*WRITTEN REQUEST 1*
Copy the records word for word, from their first line through the line that contains "- question-text: have", with both of those lines included.

*PASSAGE TO READ*
Mr. Brown wants to vote on several issues coming before the Senate soon. “There are votes coming up on nominees for GSA administrator, Solicitor-General and the National Labor Relations Board,” said one of his top aides, Eric Fehrnstom.

As pre-election polls showed him with a chance of winning, Mr. Brown complained when Mr. Galvin — a Democrat — said it would take him several weeks to certify the results because of a state law requiring a 10-day waiting period to receive absentee ballots. There also is an additional five-day waiting period for cities and towns to send him their official results.

On Jan. 20, Mr. Galvin sought to defuse the situation by sending the Senate clerk a letter saying it appeared Mr. Brown had won the election. Similar documents had previously allowed newly elected members of the House to be sworn in.

Yet officials in the Senate, similarly controlled by Democrats, said they needed an official certification from the governor before scheduling a ceremony with Vice President Joe Biden, who serves as president of the Senate.

President Barack Obama and Senate Majority Leader Harry Reid lessened any need for an immediate ceremony when they pledged to withhold any votes on the president’s proposed health care overhaul until Mr. Brown was seated.

*RECORDS*
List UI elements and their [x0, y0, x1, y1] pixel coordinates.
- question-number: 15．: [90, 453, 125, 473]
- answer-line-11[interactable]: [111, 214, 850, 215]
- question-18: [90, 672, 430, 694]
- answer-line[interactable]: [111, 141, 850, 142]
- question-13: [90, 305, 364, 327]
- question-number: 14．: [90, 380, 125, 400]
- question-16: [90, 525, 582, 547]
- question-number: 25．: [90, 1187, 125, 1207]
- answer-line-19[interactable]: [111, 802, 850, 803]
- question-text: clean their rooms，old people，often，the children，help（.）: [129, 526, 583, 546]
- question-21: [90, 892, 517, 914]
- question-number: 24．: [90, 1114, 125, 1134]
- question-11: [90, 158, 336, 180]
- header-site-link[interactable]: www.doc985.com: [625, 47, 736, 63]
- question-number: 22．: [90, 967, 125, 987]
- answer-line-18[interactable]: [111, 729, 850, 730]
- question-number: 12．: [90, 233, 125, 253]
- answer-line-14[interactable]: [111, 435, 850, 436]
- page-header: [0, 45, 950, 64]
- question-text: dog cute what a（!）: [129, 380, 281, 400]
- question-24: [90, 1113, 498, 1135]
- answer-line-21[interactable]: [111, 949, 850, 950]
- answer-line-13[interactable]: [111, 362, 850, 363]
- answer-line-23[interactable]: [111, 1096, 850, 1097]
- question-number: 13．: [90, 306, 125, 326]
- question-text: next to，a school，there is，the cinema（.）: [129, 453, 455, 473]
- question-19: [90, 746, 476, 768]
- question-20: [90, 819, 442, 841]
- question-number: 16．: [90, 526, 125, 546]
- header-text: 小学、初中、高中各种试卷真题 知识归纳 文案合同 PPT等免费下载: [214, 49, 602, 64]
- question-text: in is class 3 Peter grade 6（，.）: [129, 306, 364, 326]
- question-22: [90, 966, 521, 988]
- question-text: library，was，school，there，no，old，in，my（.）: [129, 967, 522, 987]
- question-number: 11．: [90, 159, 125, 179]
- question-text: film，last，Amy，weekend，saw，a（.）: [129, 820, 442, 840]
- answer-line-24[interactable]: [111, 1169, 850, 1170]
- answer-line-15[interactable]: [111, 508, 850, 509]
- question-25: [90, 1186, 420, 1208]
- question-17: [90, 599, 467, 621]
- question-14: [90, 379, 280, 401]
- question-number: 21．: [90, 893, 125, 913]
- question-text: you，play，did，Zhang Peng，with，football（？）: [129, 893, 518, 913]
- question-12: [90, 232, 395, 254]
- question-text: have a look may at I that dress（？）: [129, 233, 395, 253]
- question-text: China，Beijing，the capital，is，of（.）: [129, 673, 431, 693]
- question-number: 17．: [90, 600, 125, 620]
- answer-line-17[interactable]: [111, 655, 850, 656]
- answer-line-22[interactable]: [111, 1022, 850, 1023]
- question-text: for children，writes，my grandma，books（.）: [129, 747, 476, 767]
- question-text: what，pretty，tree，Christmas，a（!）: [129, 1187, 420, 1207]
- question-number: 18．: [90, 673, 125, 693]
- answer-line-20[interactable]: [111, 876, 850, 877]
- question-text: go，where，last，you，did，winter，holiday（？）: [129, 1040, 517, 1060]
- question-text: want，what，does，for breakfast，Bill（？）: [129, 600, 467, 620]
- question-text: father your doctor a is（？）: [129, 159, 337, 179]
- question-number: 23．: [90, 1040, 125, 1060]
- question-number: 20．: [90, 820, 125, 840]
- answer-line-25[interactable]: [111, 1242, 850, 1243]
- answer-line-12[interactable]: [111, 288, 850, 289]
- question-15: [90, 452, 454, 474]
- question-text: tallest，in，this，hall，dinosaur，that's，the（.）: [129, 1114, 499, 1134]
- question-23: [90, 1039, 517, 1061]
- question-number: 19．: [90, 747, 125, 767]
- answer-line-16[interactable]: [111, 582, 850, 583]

*WRITTEN REQUEST 2*
In the passage about Mr. Brown's seating in the Senate, what did Mr. Galvin send the Senate clerk on Jan. 20?

*EXERCISE RESPONSE 1*
List UI elements and their [x0, y0, x1, y1] pixel coordinates.
- question-number: 15．: [90, 453, 125, 473]
- answer-line-11[interactable]: [111, 214, 850, 215]
- question-18: [90, 672, 430, 694]
- answer-line[interactable]: [111, 141, 850, 142]
- question-13: [90, 305, 364, 327]
- question-number: 14．: [90, 380, 125, 400]
- question-16: [90, 525, 582, 547]
- question-number: 25．: [90, 1187, 125, 1207]
- answer-line-19[interactable]: [111, 802, 850, 803]
- question-text: clean their rooms，old people，often，the children，help（.）: [129, 526, 583, 546]
- question-21: [90, 892, 517, 914]
- question-number: 24．: [90, 1114, 125, 1134]
- question-11: [90, 158, 336, 180]
- header-site-link[interactable]: www.doc985.com: [625, 47, 736, 63]
- question-number: 22．: [90, 967, 125, 987]
- answer-line-18[interactable]: [111, 729, 850, 730]
- question-number: 12．: [90, 233, 125, 253]
- answer-line-14[interactable]: [111, 435, 850, 436]
- page-header: [0, 45, 950, 64]
- question-text: dog cute what a（!）: [129, 380, 281, 400]
- question-24: [90, 1113, 498, 1135]
- answer-line-21[interactable]: [111, 949, 850, 950]
- answer-line-13[interactable]: [111, 362, 850, 363]
- answer-line-23[interactable]: [111, 1096, 850, 1097]
- question-number: 13．: [90, 306, 125, 326]
- question-text: next to，a school，there is，the cinema（.）: [129, 453, 455, 473]
- question-19: [90, 746, 476, 768]
- question-20: [90, 819, 442, 841]
- question-number: 16．: [90, 526, 125, 546]
- header-text: 小学、初中、高中各种试卷真题 知识归纳 文案合同 PPT等免费下载: [214, 49, 602, 64]
- question-text: in is class 3 Peter grade 6（，.）: [129, 306, 364, 326]
- question-22: [90, 966, 521, 988]
- question-text: library，was，school，there，no，old，in，my（.）: [129, 967, 522, 987]
- question-number: 11．: [90, 159, 125, 179]
- question-text: film，last，Amy，weekend，saw，a（.）: [129, 820, 442, 840]
- answer-line-24[interactable]: [111, 1169, 850, 1170]
- answer-line-15[interactable]: [111, 508, 850, 509]
- question-25: [90, 1186, 420, 1208]
- question-17: [90, 599, 467, 621]
- question-14: [90, 379, 280, 401]
- question-number: 21．: [90, 893, 125, 913]
- question-text: you，play，did，Zhang Peng，with，football（？）: [129, 893, 518, 913]
- question-12: [90, 232, 395, 254]
- question-text: have a look may at I that dress（？）: [129, 233, 395, 253]

*EXERCISE RESPONSE 2*
A letter saying it appeared Mr. Brown had won the election.